#### [ASSIGNMENT]
Please print the records below word for word.

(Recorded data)
==============================

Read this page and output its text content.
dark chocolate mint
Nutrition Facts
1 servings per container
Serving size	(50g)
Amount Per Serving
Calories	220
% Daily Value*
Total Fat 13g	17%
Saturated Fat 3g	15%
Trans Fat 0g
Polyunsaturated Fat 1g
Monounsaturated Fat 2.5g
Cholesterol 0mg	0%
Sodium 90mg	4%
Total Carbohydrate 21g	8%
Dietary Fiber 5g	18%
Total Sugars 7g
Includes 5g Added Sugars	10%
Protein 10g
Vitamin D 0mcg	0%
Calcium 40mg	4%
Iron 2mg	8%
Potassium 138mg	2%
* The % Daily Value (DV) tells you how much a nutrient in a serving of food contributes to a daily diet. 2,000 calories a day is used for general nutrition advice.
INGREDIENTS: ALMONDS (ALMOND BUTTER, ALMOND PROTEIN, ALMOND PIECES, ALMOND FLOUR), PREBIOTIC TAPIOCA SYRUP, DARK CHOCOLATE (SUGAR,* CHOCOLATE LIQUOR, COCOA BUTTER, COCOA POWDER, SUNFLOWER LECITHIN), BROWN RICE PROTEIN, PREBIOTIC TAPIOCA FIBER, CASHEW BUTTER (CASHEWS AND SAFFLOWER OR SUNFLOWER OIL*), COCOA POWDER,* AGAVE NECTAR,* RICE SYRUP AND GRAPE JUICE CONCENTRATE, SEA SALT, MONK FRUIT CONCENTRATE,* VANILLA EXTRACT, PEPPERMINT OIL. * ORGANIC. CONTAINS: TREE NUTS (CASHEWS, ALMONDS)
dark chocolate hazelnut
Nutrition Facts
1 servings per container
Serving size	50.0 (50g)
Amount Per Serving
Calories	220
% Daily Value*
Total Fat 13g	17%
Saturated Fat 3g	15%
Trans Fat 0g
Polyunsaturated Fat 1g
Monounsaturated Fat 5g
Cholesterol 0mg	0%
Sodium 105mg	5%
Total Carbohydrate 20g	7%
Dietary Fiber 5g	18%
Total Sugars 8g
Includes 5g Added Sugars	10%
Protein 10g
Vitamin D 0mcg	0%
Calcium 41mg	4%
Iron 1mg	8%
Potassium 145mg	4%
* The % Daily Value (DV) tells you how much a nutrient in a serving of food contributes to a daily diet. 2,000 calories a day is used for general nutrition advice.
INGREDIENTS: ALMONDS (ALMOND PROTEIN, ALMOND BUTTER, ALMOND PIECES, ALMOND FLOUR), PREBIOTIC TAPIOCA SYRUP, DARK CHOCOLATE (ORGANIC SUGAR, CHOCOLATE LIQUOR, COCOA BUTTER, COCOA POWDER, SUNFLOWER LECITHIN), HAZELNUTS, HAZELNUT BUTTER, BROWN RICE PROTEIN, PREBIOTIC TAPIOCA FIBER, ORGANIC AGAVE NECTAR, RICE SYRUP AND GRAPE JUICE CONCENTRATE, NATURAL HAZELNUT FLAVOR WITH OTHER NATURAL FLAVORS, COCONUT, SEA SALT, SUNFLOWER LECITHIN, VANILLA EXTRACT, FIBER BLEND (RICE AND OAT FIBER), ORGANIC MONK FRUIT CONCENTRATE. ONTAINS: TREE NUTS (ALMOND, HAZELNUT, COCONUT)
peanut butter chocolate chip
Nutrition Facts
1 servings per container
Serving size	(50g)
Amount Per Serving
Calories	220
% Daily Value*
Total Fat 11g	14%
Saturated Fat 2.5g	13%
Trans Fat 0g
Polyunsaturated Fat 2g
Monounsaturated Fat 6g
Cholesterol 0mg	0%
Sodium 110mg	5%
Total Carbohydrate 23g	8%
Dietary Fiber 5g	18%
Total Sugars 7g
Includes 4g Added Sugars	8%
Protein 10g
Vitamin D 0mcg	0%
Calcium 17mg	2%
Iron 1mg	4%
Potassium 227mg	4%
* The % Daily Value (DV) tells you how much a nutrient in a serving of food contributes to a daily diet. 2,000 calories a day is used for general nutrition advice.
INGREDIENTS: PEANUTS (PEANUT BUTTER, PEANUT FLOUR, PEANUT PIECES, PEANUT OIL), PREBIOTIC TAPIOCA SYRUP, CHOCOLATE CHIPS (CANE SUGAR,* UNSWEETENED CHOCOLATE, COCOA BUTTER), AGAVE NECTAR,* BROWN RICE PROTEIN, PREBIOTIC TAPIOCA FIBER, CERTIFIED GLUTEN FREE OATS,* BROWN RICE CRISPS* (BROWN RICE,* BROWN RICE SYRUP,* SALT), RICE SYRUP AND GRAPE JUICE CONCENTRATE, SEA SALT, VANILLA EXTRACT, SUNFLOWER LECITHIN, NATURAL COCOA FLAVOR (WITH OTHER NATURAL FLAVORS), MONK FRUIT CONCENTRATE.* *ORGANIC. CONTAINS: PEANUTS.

==============================

#### [OUTPUT OF THE TASK]
Read this page and output its text content.
dark chocolate mint
Nutrition Facts
1 servings per container
Serving size	(50g)
Amount Per Serving
Calories	220
% Daily Value*
Total Fat 13g	17%
Saturated Fat 3g	15%
Trans Fat 0g
Polyunsaturated Fat 1g
Monounsaturated Fat 2.5g
Cholesterol 0mg	0%
Sodium 90mg	4%
Total Carbohydrate 21g	8%
Dietary Fiber 5g	18%
Total Sugars 7g
Includes 5g Added Sugars	10%
Protein 10g
Vitamin D 0mcg	0%
Calcium 40mg	4%
Iron 2mg	8%
Potassium 138mg	2%
* The % Daily Value (DV) tells you how much a nutrient in a serving of food contributes to a daily diet. 2,000 calories a day is used for general nutrition advice.
INGREDIENTS: ALMONDS (ALMOND BUTTER, ALMOND PROTEIN, ALMOND PIECES, ALMOND FLOUR), PREBIOTIC TAPIOCA SYRUP, DARK CHOCOLATE (SUGAR,* CHOCOLATE LIQUOR, COCOA BUTTER, COCOA POWDER, SUNFLOWER LECITHIN), BROWN RICE PROTEIN, PREBIOTIC TAPIOCA FIBER, CASHEW BUTTER (CASHEWS AND SAFFLOWER OR SUNFLOWER OIL*), COCOA POWDER,* AGAVE NECTAR,* RICE SYRUP AND GRAPE JUICE CONCENTRATE, SEA SALT, MONK FRUIT CONCENTRATE,* VANILLA EXTRACT, PEPPERMINT OIL. * ORGANIC. CONTAINS: TREE NUTS (CASHEWS, ALMONDS)
dark chocolate hazelnut
Nutrition Facts
1 servings per container
Serving size	50.0 (50g)
Amount Per Serving
Calories	220
% Daily Value*
Total Fat 13g	17%
Saturated Fat 3g	15%
Trans Fat 0g
Polyunsaturated Fat 1g
Monounsaturated Fat 5g
Cholesterol 0mg	0%
Sodium 105mg	5%
Total Carbohydrate 20g	7%
Dietary Fiber 5g	18%
Total Sugars 8g
Includes 5g Added Sugars	10%
Protein 10g
Vitamin D 0mcg	0%
Calcium 41mg	4%
Iron 1mg	8%
Potassium 145mg	4%
* The % Daily Value (DV) tells you how much a nutrient in a serving of food contributes to a daily diet. 2,000 calories a day is used for general nutrition advice.
INGREDIENTS: ALMONDS (ALMOND PROTEIN, ALMOND BUTTER, ALMOND PIECES, ALMOND FLOUR), PREBIOTIC TAPIOCA SYRUP, DARK CHOCOLATE (ORGANIC SUGAR, CHOCOLATE LIQUOR, COCOA BUTTER, COCOA POWDER, SUNFLOWER LECITHIN), HAZELNUTS, HAZELNUT BUTTER, BROWN RICE PROTEIN, PREBIOTIC TAPIOCA FIBER, ORGANIC AGAVE NECTAR, RICE SYRUP AND GRAPE JUICE CONCENTRATE, NATURAL HAZELNUT FLAVOR WITH OTHER NATURAL FLAVORS, COCONUT, SEA SALT, SUNFLOWER LECITHIN, VANILLA EXTRACT, FIBER BLEND (RICE AND OAT FIBER), ORGANIC MONK FRUIT CONCENTRATE. ONTAINS: TREE NUTS (ALMOND, HAZELNUT, COCONUT)
peanut butter chocolate chip
Nutrition Facts
1 servings per container
Serving size	(50g)
Amount Per Serving
Calories	220
% Daily Value*
Total Fat 11g	14%
Saturated Fat 2.5g	13%
Trans Fat 0g
Polyunsaturated Fat 2g
Monounsaturated Fat 6g
Cholesterol 0mg	0%
Sodium 110mg	5%
Total Carbohydrate 23g	8%
Dietary Fiber 5g	18%
Total Sugars 7g
Includes 4g Added Sugars	8%
Protein 10g
Vitamin D 0mcg	0%
Calcium 17mg	2%
Iron 1mg	4%
Potassium 227mg	4%
* The % Daily Value (DV) tells you how much a nutrient in a serving of food contributes to a daily diet. 2,000 calories a day is used for general nutrition advice.
INGREDIENTS: PEANUTS (PEANUT BUTTER, PEANUT FLOUR, PEANUT PIECES, PEANUT OIL), PREBIOTIC TAPIOCA SYRUP, CHOCOLATE CHIPS (CANE SUGAR,* UNSWEETENED CHOCOLATE, COCOA BUTTER), AGAVE NECTAR,* BROWN RICE PROTEIN, PREBIOTIC TAPIOCA FIBER, CERTIFIED GLUTEN FREE OATS,* BROWN RICE CRISPS* (BROWN RICE,* BROWN RICE SYRUP,* SALT), RICE SYRUP AND GRAPE JUICE CONCENTRATE, SEA SALT, VANILLA EXTRACT, SUNFLOWER LECITHIN, NATURAL COCOA FLAVOR (WITH OTHER NATURAL FLAVORS), MONK FRUIT CONCENTRATE.* *ORGANIC. CONTAINS: PEANUTS.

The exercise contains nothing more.